Required work: Reproduce each record below exactly as written.

Data listing:

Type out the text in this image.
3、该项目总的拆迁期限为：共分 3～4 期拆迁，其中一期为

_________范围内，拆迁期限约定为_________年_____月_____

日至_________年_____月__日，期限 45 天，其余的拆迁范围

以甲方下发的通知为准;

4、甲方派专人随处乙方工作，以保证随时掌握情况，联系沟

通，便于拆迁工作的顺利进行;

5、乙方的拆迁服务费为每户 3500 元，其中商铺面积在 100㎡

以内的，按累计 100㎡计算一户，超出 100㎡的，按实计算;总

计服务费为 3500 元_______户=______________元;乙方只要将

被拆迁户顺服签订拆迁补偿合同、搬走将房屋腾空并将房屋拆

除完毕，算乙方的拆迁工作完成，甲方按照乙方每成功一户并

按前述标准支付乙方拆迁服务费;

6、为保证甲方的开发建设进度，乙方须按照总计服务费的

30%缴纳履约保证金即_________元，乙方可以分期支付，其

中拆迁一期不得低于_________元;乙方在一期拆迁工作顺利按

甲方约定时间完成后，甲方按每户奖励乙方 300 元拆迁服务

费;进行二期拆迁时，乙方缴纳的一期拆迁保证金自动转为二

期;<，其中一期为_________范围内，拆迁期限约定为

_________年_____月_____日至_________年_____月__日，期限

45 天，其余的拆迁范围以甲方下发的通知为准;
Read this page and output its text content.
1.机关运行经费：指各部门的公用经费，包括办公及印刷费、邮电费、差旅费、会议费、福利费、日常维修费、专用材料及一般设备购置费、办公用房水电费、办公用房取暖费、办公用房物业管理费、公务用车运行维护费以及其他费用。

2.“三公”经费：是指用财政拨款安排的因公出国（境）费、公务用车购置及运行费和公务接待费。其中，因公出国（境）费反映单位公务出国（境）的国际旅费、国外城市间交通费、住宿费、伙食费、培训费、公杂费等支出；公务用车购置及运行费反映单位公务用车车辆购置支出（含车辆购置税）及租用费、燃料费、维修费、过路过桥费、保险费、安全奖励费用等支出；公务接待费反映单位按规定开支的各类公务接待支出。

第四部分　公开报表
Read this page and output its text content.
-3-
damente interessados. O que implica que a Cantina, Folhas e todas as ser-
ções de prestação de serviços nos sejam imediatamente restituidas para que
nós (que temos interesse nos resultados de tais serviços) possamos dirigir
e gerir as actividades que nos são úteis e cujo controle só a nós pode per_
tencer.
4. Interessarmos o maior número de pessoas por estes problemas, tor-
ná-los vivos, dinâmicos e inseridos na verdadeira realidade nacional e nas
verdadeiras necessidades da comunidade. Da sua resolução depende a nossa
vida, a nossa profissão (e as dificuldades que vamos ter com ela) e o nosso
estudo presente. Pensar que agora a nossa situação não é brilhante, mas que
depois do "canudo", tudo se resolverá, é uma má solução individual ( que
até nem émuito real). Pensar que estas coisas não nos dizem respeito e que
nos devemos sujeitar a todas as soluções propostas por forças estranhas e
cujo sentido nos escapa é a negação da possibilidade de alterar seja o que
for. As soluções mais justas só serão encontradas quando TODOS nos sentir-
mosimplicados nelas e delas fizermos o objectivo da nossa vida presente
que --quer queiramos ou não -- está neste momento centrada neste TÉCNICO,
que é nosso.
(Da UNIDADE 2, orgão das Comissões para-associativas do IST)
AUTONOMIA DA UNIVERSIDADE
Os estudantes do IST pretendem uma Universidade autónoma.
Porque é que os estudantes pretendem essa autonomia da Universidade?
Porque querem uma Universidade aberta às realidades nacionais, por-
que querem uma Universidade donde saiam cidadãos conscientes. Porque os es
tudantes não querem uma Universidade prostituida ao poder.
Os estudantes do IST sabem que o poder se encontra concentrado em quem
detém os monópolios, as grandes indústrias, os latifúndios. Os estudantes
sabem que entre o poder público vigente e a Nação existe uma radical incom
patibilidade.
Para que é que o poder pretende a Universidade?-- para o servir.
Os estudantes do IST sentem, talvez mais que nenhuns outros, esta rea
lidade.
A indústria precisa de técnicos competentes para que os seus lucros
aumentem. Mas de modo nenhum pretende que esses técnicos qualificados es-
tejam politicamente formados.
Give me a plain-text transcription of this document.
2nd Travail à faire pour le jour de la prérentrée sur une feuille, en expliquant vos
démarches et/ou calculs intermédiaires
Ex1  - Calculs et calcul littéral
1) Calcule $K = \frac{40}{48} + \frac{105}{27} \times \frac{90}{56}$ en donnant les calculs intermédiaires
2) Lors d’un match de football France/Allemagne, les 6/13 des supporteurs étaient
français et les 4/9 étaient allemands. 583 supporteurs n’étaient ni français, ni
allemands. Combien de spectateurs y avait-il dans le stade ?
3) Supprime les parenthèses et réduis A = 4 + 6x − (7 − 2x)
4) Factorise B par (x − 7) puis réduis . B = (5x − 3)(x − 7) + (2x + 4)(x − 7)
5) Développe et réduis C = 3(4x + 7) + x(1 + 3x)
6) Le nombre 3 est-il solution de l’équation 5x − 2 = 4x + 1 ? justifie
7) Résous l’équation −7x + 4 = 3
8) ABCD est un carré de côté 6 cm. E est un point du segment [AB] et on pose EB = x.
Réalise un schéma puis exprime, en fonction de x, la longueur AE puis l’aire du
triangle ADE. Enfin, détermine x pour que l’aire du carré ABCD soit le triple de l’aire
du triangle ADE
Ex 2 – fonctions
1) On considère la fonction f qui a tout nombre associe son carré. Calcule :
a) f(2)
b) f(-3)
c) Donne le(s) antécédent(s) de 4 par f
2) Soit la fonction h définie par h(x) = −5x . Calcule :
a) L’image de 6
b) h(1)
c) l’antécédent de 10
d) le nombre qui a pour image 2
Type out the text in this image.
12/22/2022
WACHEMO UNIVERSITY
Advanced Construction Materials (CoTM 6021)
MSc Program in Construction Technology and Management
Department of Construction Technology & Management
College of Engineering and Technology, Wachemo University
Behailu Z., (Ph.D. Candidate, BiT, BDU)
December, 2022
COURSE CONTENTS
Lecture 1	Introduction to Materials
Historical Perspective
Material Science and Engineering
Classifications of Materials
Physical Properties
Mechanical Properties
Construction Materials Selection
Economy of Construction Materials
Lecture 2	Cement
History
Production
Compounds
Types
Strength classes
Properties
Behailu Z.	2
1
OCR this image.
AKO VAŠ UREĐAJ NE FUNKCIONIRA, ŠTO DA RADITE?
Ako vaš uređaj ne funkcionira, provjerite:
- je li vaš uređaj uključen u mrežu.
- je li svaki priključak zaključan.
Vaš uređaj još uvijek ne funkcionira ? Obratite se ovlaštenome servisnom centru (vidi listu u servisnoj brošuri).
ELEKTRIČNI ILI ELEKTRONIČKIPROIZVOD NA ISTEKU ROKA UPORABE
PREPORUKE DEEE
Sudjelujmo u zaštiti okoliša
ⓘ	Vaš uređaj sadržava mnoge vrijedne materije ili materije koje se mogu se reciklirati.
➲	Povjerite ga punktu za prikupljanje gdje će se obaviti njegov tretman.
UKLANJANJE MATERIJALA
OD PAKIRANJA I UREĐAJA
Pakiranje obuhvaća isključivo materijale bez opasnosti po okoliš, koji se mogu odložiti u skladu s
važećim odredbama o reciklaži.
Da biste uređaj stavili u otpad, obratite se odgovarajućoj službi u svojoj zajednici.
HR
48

Written answer:
Type out the text in this image.
3、该项目总的拆迁期限为：共分 3～4 期拆迁，其中一期为

_________范围内，拆迁期限约定为_________年_____月_____

日至_________年_____月__日，期限 45 天，其余的拆迁范围

以甲方下发的通知为准;

4、甲方派专人随处乙方工作，以保证随时掌握情况，联系沟

通，便于拆迁工作的顺利进行;

5、乙方的拆迁服务费为每户 3500 元，其中商铺面积在 100㎡

以内的，按累计 100㎡计算一户，超出 100㎡的，按实计算;总

计服务费为 3500 元_______户=______________元;乙方只要将

被拆迁户顺服签订拆迁补偿合同、搬走将房屋腾空并将房屋拆

除完毕，算乙方的拆迁工作完成，甲方按照乙方每成功一户并

按前述标准支付乙方拆迁服务费;

6、为保证甲方的开发建设进度，乙方须按照总计服务费的

30%缴纳履约保证金即_________元，乙方可以分期支付，其

中拆迁一期不得低于_________元;乙方在一期拆迁工作顺利按

甲方约定时间完成后，甲方按每户奖励乙方 300 元拆迁服务

费;进行二期拆迁时，乙方缴纳的一期拆迁保证金自动转为二

期;<，其中一期为_________范围内，拆迁期限约定为

_________年_____月_____日至_________年_____月__日，期限

45 天，其余的拆迁范围以甲方下发的通知为准;
Read this page and output its text content.
1.机关运行经费：指各部门的公用经费，包括办公及印刷费、邮电费、差旅费、会议费、福利费、日常维修费、专用材料及一般设备购置费、办公用房水电费、办公用房取暖费、办公用房物业管理费、公务用车运行维护费以及其他费用。

2.“三公”经费：是指用财政拨款安排的因公出国（境）费、公务用车购置及运行费和公务接待费。其中，因公出国（境）费反映单位公务出国（境）的国际旅费、国外城市间交通费、住宿费、伙食费、培训费、公杂费等支出；公务用车购置及运行费反映单位公务用车车辆购置支出（含车辆购置税）及租用费、燃料费、维修费、过路过桥费、保险费、安全奖励费用等支出；公务接待费反映单位按规定开支的各类公务接待支出。

第四部分　公开报表
Read this page and output its text content.
-3-
damente interessados. O que implica que a Cantina, Folhas e todas as ser-
ções de prestação de serviços nos sejam imediatamente restituidas para que
nós (que temos interesse nos resultados de tais serviços) possamos dirigir
e gerir as actividades que nos são úteis e cujo controle só a nós pode per_
tencer.
4. Interessarmos o maior número de pessoas por estes problemas, tor-
ná-los vivos, dinâmicos e inseridos na verdadeira realidade nacional e nas
verdadeiras necessidades da comunidade. Da sua resolução depende a nossa
vida, a nossa profissão (e as dificuldades que vamos ter com ela) e o nosso
estudo presente. Pensar que agora a nossa situação não é brilhante, mas que
depois do "canudo", tudo se resolverá, é uma má solução individual ( que
até nem émuito real). Pensar que estas coisas não nos dizem respeito e que
nos devemos sujeitar a todas as soluções propostas por forças estranhas e
cujo sentido nos escapa é a negação da possibilidade de alterar seja o que
for. As soluções mais justas só serão encontradas quando TODOS nos sentir-
mosimplicados nelas e delas fizermos o objectivo da nossa vida presente
que --quer queiramos ou não -- está neste momento centrada neste TÉCNICO,
que é nosso.
(Da UNIDADE 2, orgão das Comissões para-associativas do IST)
AUTONOMIA DA UNIVERSIDADE
Os estudantes do IST pretendem uma Universidade autónoma.
Porque é que os estudantes pretendem essa autonomia da Universidade?
Porque querem uma Universidade aberta às realidades nacionais, por-
que querem uma Universidade donde saiam cidadãos conscientes. Porque os es
tudantes não querem uma Universidade prostituida ao poder.
Os estudantes do IST sabem que o poder se encontra concentrado em quem
detém os monópolios, as grandes indústrias, os latifúndios. Os estudantes
sabem que entre o poder público vigente e a Nação existe uma radical incom
patibilidade.
Para que é que o poder pretende a Universidade?-- para o servir.
Os estudantes do IST sentem, talvez mais que nenhuns outros, esta rea
lidade.
A indústria precisa de técnicos competentes para que os seus lucros
aumentem. Mas de modo nenhum pretende que esses técnicos qualificados es-
tejam politicamente formados.
Give me a plain-text transcription of this document.
2nd Travail à faire pour le jour de la prérentrée sur une feuille, en expliquant vos
démarches et/ou calculs intermédiaires
Ex1  - Calculs et calcul littéral
1) Calcule $K = \frac{40}{48} + \frac{105}{27} \times \frac{90}{56}$ en donnant les calculs intermédiaires
2) Lors d’un match de football France/Allemagne, les 6/13 des supporteurs étaient
français et les 4/9 étaient allemands. 583 supporteurs n’étaient ni français, ni
allemands. Combien de spectateurs y avait-il dans le stade ?
3) Supprime les parenthèses et réduis A = 4 + 6x − (7 − 2x)
4) Factorise B par (x − 7) puis réduis . B = (5x − 3)(x − 7) + (2x + 4)(x − 7)
5) Développe et réduis C = 3(4x + 7) + x(1 + 3x)
6) Le nombre 3 est-il solution de l’équation 5x − 2 = 4x + 1 ? justifie
7) Résous l’équation −7x + 4 = 3
8) ABCD est un carré de côté 6 cm. E est un point du segment [AB] et on pose EB = x.
Réalise un schéma puis exprime, en fonction de x, la longueur AE puis l’aire du
triangle ADE. Enfin, détermine x pour que l’aire du carré ABCD soit le triple de l’aire
du triangle ADE
Ex 2 – fonctions
1) On considère la fonction f qui a tout nombre associe son carré. Calcule :
a) f(2)
b) f(-3)
c) Donne le(s) antécédent(s) de 4 par f
2) Soit la fonction h définie par h(x) = −5x . Calcule :
a) L’image de 6
b) h(1)
c) l’antécédent de 10
d) le nombre qui a pour image 2
Type out the text in this image.
12/22/2022
WACHEMO UNIVERSITY
Advanced Construction Materials (CoTM 6021)
MSc Program in Construction Technology and Management
Department of Construction Technology & Management
College of Engineering and Technology, Wachemo University
Behailu Z., (Ph.D. Candidate, BiT, BDU)
December, 2022
COURSE CONTENTS
Lecture 1	Introduction to Materials
Historical Perspective
Material Science and Engineering
Classifications of Materials
Physical Properties
Mechanical Properties
Construction Materials Selection
Economy of Construction Materials
Lecture 2	Cement
History
Production
Compounds
Types
Strength classes
Properties
Behailu Z.	2
1
OCR this image.
AKO VAŠ UREĐAJ NE FUNKCIONIRA, ŠTO DA RADITE?
Ako vaš uređaj ne funkcionira, provjerite:
- je li vaš uređaj uključen u mrežu.
- je li svaki priključak zaključan.
Vaš uređaj još uvijek ne funkcionira ? Obratite se ovlaštenome servisnom centru (vidi listu u servisnoj brošuri).
ELEKTRIČNI ILI ELEKTRONIČKIPROIZVOD NA ISTEKU ROKA UPORABE
PREPORUKE DEEE
Sudjelujmo u zaštiti okoliša
ⓘ	Vaš uređaj sadržava mnoge vrijedne materije ili materije koje se mogu se reciklirati.
➲	Povjerite ga punktu za prikupljanje gdje će se obaviti njegov tretman.
UKLANJANJE MATERIJALA
OD PAKIRANJA I UREĐAJA
Pakiranje obuhvaća isključivo materijale bez opasnosti po okoliš, koji se mogu odložiti u skladu s
važećim odredbama o reciklaži.
Da biste uređaj stavili u otpad, obratite se odgovarajućoj službi u svojoj zajednici.
HR
48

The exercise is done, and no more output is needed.